Records from a data source:
==========
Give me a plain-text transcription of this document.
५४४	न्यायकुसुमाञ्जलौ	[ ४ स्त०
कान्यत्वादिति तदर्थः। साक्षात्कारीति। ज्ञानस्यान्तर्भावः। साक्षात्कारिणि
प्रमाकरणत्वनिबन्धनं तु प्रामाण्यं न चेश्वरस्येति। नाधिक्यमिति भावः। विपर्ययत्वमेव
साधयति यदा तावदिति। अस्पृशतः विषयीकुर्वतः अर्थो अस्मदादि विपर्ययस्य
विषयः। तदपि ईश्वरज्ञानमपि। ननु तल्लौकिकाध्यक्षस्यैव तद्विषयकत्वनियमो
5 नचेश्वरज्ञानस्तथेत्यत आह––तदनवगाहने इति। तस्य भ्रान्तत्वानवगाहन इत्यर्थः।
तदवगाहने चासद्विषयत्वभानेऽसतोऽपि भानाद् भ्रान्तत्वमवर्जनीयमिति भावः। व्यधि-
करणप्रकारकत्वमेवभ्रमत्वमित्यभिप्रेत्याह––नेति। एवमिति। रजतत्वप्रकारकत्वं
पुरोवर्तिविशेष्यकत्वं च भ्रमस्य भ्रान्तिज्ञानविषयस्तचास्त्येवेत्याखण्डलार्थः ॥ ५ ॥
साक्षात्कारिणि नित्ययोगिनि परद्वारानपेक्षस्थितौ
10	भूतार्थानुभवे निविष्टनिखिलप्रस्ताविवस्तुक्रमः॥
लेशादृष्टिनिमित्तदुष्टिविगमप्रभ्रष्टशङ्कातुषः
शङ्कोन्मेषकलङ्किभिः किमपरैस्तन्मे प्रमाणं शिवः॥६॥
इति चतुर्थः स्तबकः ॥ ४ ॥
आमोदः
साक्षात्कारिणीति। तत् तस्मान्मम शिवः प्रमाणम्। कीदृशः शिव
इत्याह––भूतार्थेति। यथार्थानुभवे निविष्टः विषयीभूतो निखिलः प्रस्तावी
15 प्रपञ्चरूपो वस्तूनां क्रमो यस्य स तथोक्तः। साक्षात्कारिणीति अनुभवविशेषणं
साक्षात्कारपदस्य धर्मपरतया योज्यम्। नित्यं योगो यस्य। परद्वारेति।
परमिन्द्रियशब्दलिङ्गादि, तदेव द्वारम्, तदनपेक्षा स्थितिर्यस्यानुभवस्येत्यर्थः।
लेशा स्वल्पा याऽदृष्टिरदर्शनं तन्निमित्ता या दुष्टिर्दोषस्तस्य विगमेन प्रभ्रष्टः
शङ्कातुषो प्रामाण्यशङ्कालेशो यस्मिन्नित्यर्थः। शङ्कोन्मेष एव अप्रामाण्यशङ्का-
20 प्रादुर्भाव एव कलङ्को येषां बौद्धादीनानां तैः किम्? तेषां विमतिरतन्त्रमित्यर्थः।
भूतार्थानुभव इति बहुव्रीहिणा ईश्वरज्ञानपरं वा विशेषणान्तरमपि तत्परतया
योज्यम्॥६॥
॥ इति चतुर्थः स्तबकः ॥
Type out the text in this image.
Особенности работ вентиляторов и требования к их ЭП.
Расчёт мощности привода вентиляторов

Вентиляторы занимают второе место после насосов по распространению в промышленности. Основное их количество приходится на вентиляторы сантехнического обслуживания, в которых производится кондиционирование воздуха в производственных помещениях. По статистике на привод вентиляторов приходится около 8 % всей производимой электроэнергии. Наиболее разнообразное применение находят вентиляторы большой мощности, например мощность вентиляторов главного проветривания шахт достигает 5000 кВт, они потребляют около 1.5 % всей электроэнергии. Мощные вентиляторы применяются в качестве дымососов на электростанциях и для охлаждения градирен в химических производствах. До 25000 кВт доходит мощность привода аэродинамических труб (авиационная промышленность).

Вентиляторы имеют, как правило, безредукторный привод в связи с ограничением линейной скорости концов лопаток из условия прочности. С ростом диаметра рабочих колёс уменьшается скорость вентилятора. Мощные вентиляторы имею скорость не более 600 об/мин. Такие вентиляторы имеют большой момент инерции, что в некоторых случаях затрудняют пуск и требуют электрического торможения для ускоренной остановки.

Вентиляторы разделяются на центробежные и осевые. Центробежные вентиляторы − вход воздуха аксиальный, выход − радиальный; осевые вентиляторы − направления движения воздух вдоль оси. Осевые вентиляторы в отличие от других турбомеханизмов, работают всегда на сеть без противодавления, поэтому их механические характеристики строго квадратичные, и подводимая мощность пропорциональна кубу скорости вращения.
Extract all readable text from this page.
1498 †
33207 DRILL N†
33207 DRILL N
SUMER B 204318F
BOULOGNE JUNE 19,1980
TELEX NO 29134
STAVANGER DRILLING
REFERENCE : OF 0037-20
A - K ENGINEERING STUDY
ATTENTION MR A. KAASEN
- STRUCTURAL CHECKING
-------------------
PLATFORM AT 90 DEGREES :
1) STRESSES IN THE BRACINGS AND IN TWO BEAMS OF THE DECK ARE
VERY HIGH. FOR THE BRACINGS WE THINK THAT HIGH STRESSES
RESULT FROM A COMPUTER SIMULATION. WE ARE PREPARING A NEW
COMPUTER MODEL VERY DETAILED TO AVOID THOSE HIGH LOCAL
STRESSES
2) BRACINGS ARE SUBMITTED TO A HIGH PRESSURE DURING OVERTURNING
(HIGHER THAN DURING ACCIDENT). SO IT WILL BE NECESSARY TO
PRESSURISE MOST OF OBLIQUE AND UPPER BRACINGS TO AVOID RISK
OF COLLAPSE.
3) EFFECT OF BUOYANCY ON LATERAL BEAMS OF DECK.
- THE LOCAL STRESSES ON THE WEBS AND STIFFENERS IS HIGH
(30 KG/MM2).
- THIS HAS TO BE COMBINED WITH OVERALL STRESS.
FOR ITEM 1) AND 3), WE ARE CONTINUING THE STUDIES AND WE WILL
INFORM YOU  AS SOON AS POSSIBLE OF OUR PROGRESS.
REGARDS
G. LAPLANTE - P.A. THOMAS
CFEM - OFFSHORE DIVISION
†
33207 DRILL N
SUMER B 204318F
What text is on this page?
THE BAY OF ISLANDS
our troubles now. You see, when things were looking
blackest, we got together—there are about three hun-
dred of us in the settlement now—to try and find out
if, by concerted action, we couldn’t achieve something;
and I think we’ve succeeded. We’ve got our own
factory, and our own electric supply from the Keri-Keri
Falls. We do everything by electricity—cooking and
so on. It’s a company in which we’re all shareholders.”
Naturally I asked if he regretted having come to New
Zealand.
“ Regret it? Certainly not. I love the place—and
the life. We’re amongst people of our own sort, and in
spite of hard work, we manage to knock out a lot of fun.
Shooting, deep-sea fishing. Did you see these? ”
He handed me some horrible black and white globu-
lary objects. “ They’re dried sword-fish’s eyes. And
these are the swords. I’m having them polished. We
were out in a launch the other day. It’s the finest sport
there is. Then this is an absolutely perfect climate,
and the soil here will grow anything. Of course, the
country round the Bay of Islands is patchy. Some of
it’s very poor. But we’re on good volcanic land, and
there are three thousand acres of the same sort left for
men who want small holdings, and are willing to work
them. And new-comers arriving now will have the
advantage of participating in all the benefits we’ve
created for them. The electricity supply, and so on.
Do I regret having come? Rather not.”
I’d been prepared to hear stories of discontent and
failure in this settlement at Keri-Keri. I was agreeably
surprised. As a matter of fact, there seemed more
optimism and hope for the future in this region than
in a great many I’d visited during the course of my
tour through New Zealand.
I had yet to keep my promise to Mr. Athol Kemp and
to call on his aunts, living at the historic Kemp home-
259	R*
==========
Please set down each line of the records exactly as given.

* The answer:
Give me a plain-text transcription of this document.
५४४	न्यायकुसुमाञ्जलौ	[ ४ स्त०
कान्यत्वादिति तदर्थः। साक्षात्कारीति। ज्ञानस्यान्तर्भावः। साक्षात्कारिणि
प्रमाकरणत्वनिबन्धनं तु प्रामाण्यं न चेश्वरस्येति। नाधिक्यमिति भावः। विपर्ययत्वमेव
साधयति यदा तावदिति। अस्पृशतः विषयीकुर्वतः अर्थो अस्मदादि विपर्ययस्य
विषयः। तदपि ईश्वरज्ञानमपि। ननु तल्लौकिकाध्यक्षस्यैव तद्विषयकत्वनियमो
5 नचेश्वरज्ञानस्तथेत्यत आह––तदनवगाहने इति। तस्य भ्रान्तत्वानवगाहन इत्यर्थः।
तदवगाहने चासद्विषयत्वभानेऽसतोऽपि भानाद् भ्रान्तत्वमवर्जनीयमिति भावः। व्यधि-
करणप्रकारकत्वमेवभ्रमत्वमित्यभिप्रेत्याह––नेति। एवमिति। रजतत्वप्रकारकत्वं
पुरोवर्तिविशेष्यकत्वं च भ्रमस्य भ्रान्तिज्ञानविषयस्तचास्त्येवेत्याखण्डलार्थः ॥ ५ ॥
साक्षात्कारिणि नित्ययोगिनि परद्वारानपेक्षस्थितौ
10	भूतार्थानुभवे निविष्टनिखिलप्रस्ताविवस्तुक्रमः॥
लेशादृष्टिनिमित्तदुष्टिविगमप्रभ्रष्टशङ्कातुषः
शङ्कोन्मेषकलङ्किभिः किमपरैस्तन्मे प्रमाणं शिवः॥६॥
इति चतुर्थः स्तबकः ॥ ४ ॥
आमोदः
साक्षात्कारिणीति। तत् तस्मान्मम शिवः प्रमाणम्। कीदृशः शिव
इत्याह––भूतार्थेति। यथार्थानुभवे निविष्टः विषयीभूतो निखिलः प्रस्तावी
15 प्रपञ्चरूपो वस्तूनां क्रमो यस्य स तथोक्तः। साक्षात्कारिणीति अनुभवविशेषणं
साक्षात्कारपदस्य धर्मपरतया योज्यम्। नित्यं योगो यस्य। परद्वारेति।
परमिन्द्रियशब्दलिङ्गादि, तदेव द्वारम्, तदनपेक्षा स्थितिर्यस्यानुभवस्येत्यर्थः।
लेशा स्वल्पा याऽदृष्टिरदर्शनं तन्निमित्ता या दुष्टिर्दोषस्तस्य विगमेन प्रभ्रष्टः
शङ्कातुषो प्रामाण्यशङ्कालेशो यस्मिन्नित्यर्थः। शङ्कोन्मेष एव अप्रामाण्यशङ्का-
20 प्रादुर्भाव एव कलङ्को येषां बौद्धादीनानां तैः किम्? तेषां विमतिरतन्त्रमित्यर्थः।
भूतार्थानुभव इति बहुव्रीहिणा ईश्वरज्ञानपरं वा विशेषणान्तरमपि तत्परतया
योज्यम्॥६॥
॥ इति चतुर्थः स्तबकः ॥
Type out the text in this image.
Особенности работ вентиляторов и требования к их ЭП.
Расчёт мощности привода вентиляторов

Вентиляторы занимают второе место после насосов по распространению в промышленности. Основное их количество приходится на вентиляторы сантехнического обслуживания, в которых производится кондиционирование воздуха в производственных помещениях. По статистике на привод вентиляторов приходится около 8 % всей производимой электроэнергии. Наиболее разнообразное применение находят вентиляторы большой мощности, например мощность вентиляторов главного проветривания шахт достигает 5000 кВт, они потребляют около 1.5 % всей электроэнергии. Мощные вентиляторы применяются в качестве дымососов на электростанциях и для охлаждения градирен в химических производствах. До 25000 кВт доходит мощность привода аэродинамических труб (авиационная промышленность).

Вентиляторы имеют, как правило, безредукторный привод в связи с ограничением линейной скорости концов лопаток из условия прочности. С ростом диаметра рабочих колёс уменьшается скорость вентилятора. Мощные вентиляторы имею скорость не более 600 об/мин. Такие вентиляторы имеют большой момент инерции, что в некоторых случаях затрудняют пуск и требуют электрического торможения для ускоренной остановки.

Вентиляторы разделяются на центробежные и осевые. Центробежные вентиляторы − вход воздуха аксиальный, выход − радиальный; осевые вентиляторы − направления движения воздух вдоль оси. Осевые вентиляторы в отличие от других турбомеханизмов, работают всегда на сеть без противодавления, поэтому их механические характеристики строго квадратичные, и подводимая мощность пропорциональна кубу скорости вращения.
Extract all readable text from this page.
1498 †
33207 DRILL N†
33207 DRILL N
SUMER B 204318F
BOULOGNE JUNE 19,1980
TELEX NO 29134
STAVANGER DRILLING
REFERENCE : OF 0037-20
A - K ENGINEERING STUDY
ATTENTION MR A. KAASEN
- STRUCTURAL CHECKING
-------------------
PLATFORM AT 90 DEGREES :
1) STRESSES IN THE BRACINGS AND IN TWO BEAMS OF THE DECK ARE
VERY HIGH. FOR THE BRACINGS WE THINK THAT HIGH STRESSES
RESULT FROM A COMPUTER SIMULATION. WE ARE PREPARING A NEW
COMPUTER MODEL VERY DETAILED TO AVOID THOSE HIGH LOCAL
STRESSES
2) BRACINGS ARE SUBMITTED TO A HIGH PRESSURE DURING OVERTURNING
(HIGHER THAN DURING ACCIDENT). SO IT WILL BE NECESSARY TO
PRESSURISE MOST OF OBLIQUE AND UPPER BRACINGS TO AVOID RISK
OF COLLAPSE.
3) EFFECT OF BUOYANCY ON LATERAL BEAMS OF DECK.
- THE LOCAL STRESSES ON THE WEBS AND STIFFENERS IS HIGH
(30 KG/MM2).
- THIS HAS TO BE COMBINED WITH OVERALL STRESS.
FOR ITEM 1) AND 3), WE ARE CONTINUING THE STUDIES AND WE WILL
INFORM YOU  AS SOON AS POSSIBLE OF OUR PROGRESS.
REGARDS
G. LAPLANTE - P.A. THOMAS
CFEM - OFFSHORE DIVISION
†
33207 DRILL N
SUMER B 204318F
What text is on this page?
THE BAY OF ISLANDS
our troubles now. You see, when things were looking
blackest, we got together—there are about three hun-
dred of us in the settlement now—to try and find out
if, by concerted action, we couldn’t achieve something;
and I think we’ve succeeded. We’ve got our own
factory, and our own electric supply from the Keri-Keri
Falls. We do everything by electricity—cooking and
so on. It’s a company in which we’re all shareholders.”
Naturally I asked if he regretted having come to New
Zealand.
“ Regret it? Certainly not. I love the place—and
the life. We’re amongst people of our own sort, and in
spite of hard work, we manage to knock out a lot of fun.
Shooting, deep-sea fishing. Did you see these? ”
He handed me some horrible black and white globu-
lary objects. “ They’re dried sword-fish’s eyes. And
these are the swords. I’m having them polished. We
were out in a launch the other day. It’s the finest sport
there is. Then this is an absolutely perfect climate,
and the soil here will grow anything. Of course, the
country round the Bay of Islands is patchy. Some of
it’s very poor. But we’re on good volcanic land, and
there are three thousand acres of the same sort left for
men who want small holdings, and are willing to work
them. And new-comers arriving now will have the
advantage of participating in all the benefits we’ve
created for them. The electricity supply, and so on.
Do I regret having come? Rather not.”
I’d been prepared to hear stories of discontent and
failure in this settlement at Keri-Keri. I was agreeably
surprised. As a matter of fact, there seemed more
optimism and hope for the future in this region than
in a great many I’d visited during the course of my
tour through New Zealand.
I had yet to keep my promise to Mr. Athol Kemp and
to call on his aunts, living at the historic Kemp home-
259	R*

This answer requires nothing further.